** Start Extracted data **

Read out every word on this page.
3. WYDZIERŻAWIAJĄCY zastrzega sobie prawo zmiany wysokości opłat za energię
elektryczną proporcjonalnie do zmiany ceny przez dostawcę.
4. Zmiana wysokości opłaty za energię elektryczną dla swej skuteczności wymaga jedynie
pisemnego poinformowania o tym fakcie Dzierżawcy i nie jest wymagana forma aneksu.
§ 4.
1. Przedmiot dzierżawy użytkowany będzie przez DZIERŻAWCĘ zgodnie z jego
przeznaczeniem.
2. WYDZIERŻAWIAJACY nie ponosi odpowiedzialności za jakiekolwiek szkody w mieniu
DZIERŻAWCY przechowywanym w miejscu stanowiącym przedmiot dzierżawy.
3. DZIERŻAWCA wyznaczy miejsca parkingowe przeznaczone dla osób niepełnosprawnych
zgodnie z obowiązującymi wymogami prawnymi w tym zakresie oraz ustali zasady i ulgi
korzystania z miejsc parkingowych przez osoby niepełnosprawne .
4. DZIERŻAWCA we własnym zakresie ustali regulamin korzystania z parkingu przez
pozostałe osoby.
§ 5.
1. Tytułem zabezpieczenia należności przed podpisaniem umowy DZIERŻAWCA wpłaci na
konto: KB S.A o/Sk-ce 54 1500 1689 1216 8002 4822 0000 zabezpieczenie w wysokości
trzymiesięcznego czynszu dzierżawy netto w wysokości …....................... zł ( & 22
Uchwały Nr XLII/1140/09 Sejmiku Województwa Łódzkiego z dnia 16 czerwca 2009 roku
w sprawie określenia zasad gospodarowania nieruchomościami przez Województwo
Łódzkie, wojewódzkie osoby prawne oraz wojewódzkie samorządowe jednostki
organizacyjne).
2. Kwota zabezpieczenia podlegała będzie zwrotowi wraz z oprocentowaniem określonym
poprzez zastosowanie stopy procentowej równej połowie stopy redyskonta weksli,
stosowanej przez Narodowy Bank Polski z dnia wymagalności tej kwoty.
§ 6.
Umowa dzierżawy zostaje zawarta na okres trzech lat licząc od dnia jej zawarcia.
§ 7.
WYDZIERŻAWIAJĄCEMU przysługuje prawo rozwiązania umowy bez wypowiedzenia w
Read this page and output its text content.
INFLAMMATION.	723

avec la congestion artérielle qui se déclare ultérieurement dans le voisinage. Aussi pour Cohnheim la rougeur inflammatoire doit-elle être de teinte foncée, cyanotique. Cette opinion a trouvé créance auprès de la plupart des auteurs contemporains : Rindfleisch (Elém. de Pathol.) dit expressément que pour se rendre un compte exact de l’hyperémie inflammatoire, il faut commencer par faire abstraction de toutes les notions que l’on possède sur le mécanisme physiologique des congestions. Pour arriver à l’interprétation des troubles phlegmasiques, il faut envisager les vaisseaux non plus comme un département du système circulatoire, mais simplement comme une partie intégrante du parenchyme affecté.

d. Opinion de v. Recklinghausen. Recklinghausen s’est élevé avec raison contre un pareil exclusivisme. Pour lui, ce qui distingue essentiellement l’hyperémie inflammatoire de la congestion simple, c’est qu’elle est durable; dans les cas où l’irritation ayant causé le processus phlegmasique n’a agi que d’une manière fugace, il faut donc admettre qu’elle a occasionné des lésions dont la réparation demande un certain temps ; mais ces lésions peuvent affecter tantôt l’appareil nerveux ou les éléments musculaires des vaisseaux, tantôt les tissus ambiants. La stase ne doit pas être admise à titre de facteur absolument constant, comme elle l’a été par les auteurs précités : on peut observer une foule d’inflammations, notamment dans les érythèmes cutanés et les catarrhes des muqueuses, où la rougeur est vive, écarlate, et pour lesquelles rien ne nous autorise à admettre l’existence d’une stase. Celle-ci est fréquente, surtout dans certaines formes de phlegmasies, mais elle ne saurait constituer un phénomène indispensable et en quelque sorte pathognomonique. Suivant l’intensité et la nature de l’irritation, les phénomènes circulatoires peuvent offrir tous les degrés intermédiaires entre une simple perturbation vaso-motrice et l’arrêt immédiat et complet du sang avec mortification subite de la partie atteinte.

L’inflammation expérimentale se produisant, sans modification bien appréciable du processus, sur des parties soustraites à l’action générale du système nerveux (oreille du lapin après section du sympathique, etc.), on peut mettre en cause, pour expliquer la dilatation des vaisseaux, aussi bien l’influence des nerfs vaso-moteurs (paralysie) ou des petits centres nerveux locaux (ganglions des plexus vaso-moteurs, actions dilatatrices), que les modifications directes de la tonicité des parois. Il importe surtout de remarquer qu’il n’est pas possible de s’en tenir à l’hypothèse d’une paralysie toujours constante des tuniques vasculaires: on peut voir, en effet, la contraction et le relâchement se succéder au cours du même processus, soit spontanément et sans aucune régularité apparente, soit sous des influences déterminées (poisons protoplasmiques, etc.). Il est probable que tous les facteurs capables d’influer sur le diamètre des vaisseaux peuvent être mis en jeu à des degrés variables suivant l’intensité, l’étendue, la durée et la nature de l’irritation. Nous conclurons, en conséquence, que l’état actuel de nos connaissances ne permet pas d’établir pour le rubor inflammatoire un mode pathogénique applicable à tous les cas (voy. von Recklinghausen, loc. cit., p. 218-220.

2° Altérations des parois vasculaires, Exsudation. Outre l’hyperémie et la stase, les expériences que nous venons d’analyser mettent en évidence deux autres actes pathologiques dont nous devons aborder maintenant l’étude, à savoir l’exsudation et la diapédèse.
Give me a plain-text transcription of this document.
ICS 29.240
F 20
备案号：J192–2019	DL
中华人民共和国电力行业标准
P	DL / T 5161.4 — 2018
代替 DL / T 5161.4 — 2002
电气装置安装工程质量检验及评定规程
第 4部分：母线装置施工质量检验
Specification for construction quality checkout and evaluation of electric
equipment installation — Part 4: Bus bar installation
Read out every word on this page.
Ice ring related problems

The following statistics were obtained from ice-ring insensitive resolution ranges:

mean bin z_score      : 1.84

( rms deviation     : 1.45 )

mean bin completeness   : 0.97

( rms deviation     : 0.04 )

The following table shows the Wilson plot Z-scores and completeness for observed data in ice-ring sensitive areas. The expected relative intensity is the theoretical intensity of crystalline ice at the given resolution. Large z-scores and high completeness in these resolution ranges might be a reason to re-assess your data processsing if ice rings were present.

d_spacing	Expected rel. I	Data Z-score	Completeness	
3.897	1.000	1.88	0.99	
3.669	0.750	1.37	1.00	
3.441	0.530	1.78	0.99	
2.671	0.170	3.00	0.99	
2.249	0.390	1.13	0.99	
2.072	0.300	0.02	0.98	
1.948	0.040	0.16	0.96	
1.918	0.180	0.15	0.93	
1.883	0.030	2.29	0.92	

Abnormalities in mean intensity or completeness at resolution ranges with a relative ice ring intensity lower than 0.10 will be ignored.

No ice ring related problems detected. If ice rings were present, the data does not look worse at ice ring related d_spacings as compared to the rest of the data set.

** End Extracted data **

> [Task]: Reproduce the records word for word.

> [Answer to this problem]:
Read out every word on this page.
3. WYDZIERŻAWIAJĄCY zastrzega sobie prawo zmiany wysokości opłat za energię
elektryczną proporcjonalnie do zmiany ceny przez dostawcę.
4. Zmiana wysokości opłaty za energię elektryczną dla swej skuteczności wymaga jedynie
pisemnego poinformowania o tym fakcie Dzierżawcy i nie jest wymagana forma aneksu.
§ 4.
1. Przedmiot dzierżawy użytkowany będzie przez DZIERŻAWCĘ zgodnie z jego
przeznaczeniem.
2. WYDZIERŻAWIAJACY nie ponosi odpowiedzialności za jakiekolwiek szkody w mieniu
DZIERŻAWCY przechowywanym w miejscu stanowiącym przedmiot dzierżawy.
3. DZIERŻAWCA wyznaczy miejsca parkingowe przeznaczone dla osób niepełnosprawnych
zgodnie z obowiązującymi wymogami prawnymi w tym zakresie oraz ustali zasady i ulgi
korzystania z miejsc parkingowych przez osoby niepełnosprawne .
4. DZIERŻAWCA we własnym zakresie ustali regulamin korzystania z parkingu przez
pozostałe osoby.
§ 5.
1. Tytułem zabezpieczenia należności przed podpisaniem umowy DZIERŻAWCA wpłaci na
konto: KB S.A o/Sk-ce 54 1500 1689 1216 8002 4822 0000 zabezpieczenie w wysokości
trzymiesięcznego czynszu dzierżawy netto w wysokości …....................... zł ( & 22
Uchwały Nr XLII/1140/09 Sejmiku Województwa Łódzkiego z dnia 16 czerwca 2009 roku
w sprawie określenia zasad gospodarowania nieruchomościami przez Województwo
Łódzkie, wojewódzkie osoby prawne oraz wojewódzkie samorządowe jednostki
organizacyjne).
2. Kwota zabezpieczenia podlegała będzie zwrotowi wraz z oprocentowaniem określonym
poprzez zastosowanie stopy procentowej równej połowie stopy redyskonta weksli,
stosowanej przez Narodowy Bank Polski z dnia wymagalności tej kwoty.
§ 6.
Umowa dzierżawy zostaje zawarta na okres trzech lat licząc od dnia jej zawarcia.
§ 7.
WYDZIERŻAWIAJĄCEMU przysługuje prawo rozwiązania umowy bez wypowiedzenia w
Read this page and output its text content.
INFLAMMATION.	723

avec la congestion artérielle qui se déclare ultérieurement dans le voisinage. Aussi pour Cohnheim la rougeur inflammatoire doit-elle être de teinte foncée, cyanotique. Cette opinion a trouvé créance auprès de la plupart des auteurs contemporains : Rindfleisch (Elém. de Pathol.) dit expressément que pour se rendre un compte exact de l’hyperémie inflammatoire, il faut commencer par faire abstraction de toutes les notions que l’on possède sur le mécanisme physiologique des congestions. Pour arriver à l’interprétation des troubles phlegmasiques, il faut envisager les vaisseaux non plus comme un département du système circulatoire, mais simplement comme une partie intégrante du parenchyme affecté.

d. Opinion de v. Recklinghausen. Recklinghausen s’est élevé avec raison contre un pareil exclusivisme. Pour lui, ce qui distingue essentiellement l’hyperémie inflammatoire de la congestion simple, c’est qu’elle est durable; dans les cas où l’irritation ayant causé le processus phlegmasique n’a agi que d’une manière fugace, il faut donc admettre qu’elle a occasionné des lésions dont la réparation demande un certain temps ; mais ces lésions peuvent affecter tantôt l’appareil nerveux ou les éléments musculaires des vaisseaux, tantôt les tissus ambiants. La stase ne doit pas être admise à titre de facteur absolument constant, comme elle l’a été par les auteurs précités : on peut observer une foule d’inflammations, notamment dans les érythèmes cutanés et les catarrhes des muqueuses, où la rougeur est vive, écarlate, et pour lesquelles rien ne nous autorise à admettre l’existence d’une stase. Celle-ci est fréquente, surtout dans certaines formes de phlegmasies, mais elle ne saurait constituer un phénomène indispensable et en quelque sorte pathognomonique. Suivant l’intensité et la nature de l’irritation, les phénomènes circulatoires peuvent offrir tous les degrés intermédiaires entre une simple perturbation vaso-motrice et l’arrêt immédiat et complet du sang avec mortification subite de la partie atteinte.

L’inflammation expérimentale se produisant, sans modification bien appréciable du processus, sur des parties soustraites à l’action générale du système nerveux (oreille du lapin après section du sympathique, etc.), on peut mettre en cause, pour expliquer la dilatation des vaisseaux, aussi bien l’influence des nerfs vaso-moteurs (paralysie) ou des petits centres nerveux locaux (ganglions des plexus vaso-moteurs, actions dilatatrices), que les modifications directes de la tonicité des parois. Il importe surtout de remarquer qu’il n’est pas possible de s’en tenir à l’hypothèse d’une paralysie toujours constante des tuniques vasculaires: on peut voir, en effet, la contraction et le relâchement se succéder au cours du même processus, soit spontanément et sans aucune régularité apparente, soit sous des influences déterminées (poisons protoplasmiques, etc.). Il est probable que tous les facteurs capables d’influer sur le diamètre des vaisseaux peuvent être mis en jeu à des degrés variables suivant l’intensité, l’étendue, la durée et la nature de l’irritation. Nous conclurons, en conséquence, que l’état actuel de nos connaissances ne permet pas d’établir pour le rubor inflammatoire un mode pathogénique applicable à tous les cas (voy. von Recklinghausen, loc. cit., p. 218-220.

2° Altérations des parois vasculaires, Exsudation. Outre l’hyperémie et la stase, les expériences que nous venons d’analyser mettent en évidence deux autres actes pathologiques dont nous devons aborder maintenant l’étude, à savoir l’exsudation et la diapédèse.
Give me a plain-text transcription of this document.
ICS 29.240
F 20
备案号：J192–2019	DL
中华人民共和国电力行业标准
P	DL / T 5161.4 — 2018
代替 DL / T 5161.4 — 2002
电气装置安装工程质量检验及评定规程
第 4部分：母线装置施工质量检验
Specification for construction quality checkout and evaluation of electric
equipment installation — Part 4: Bus bar installation
Read out every word on this page.
Ice ring related problems

The following statistics were obtained from ice-ring insensitive resolution ranges:

mean bin z_score      : 1.84

( rms deviation     : 1.45 )

mean bin completeness   : 0.97

( rms deviation     : 0.04 )

The following table shows the Wilson plot Z-scores and completeness for observed data in ice-ring sensitive areas. The expected relative intensity is the theoretical intensity of crystalline ice at the given resolution. Large z-scores and high completeness in these resolution ranges might be a reason to re-assess your data processsing if ice rings were present.

d_spacing	Expected rel. I	Data Z-score	Completeness	
3.897	1.000	1.88	0.99	
3.669	0.750	1.37	1.00	
3.441	0.530	1.78	0.99	
2.671	0.170	3.00	0.99	
2.249	0.390	1.13	0.99	
2.072	0.300	0.02	0.98	
1.948	0.040	0.16	0.96	
1.918	0.180	0.15	0.93	
1.883	0.030	2.29	0.92	

Abnormalities in mean intensity or completeness at resolution ranges with a relative ice ring intensity lower than 0.10 will be ignored.

No ice ring related problems detected. If ice rings were present, the data does not look worse at ice ring related d_spacings as compared to the rest of the data set.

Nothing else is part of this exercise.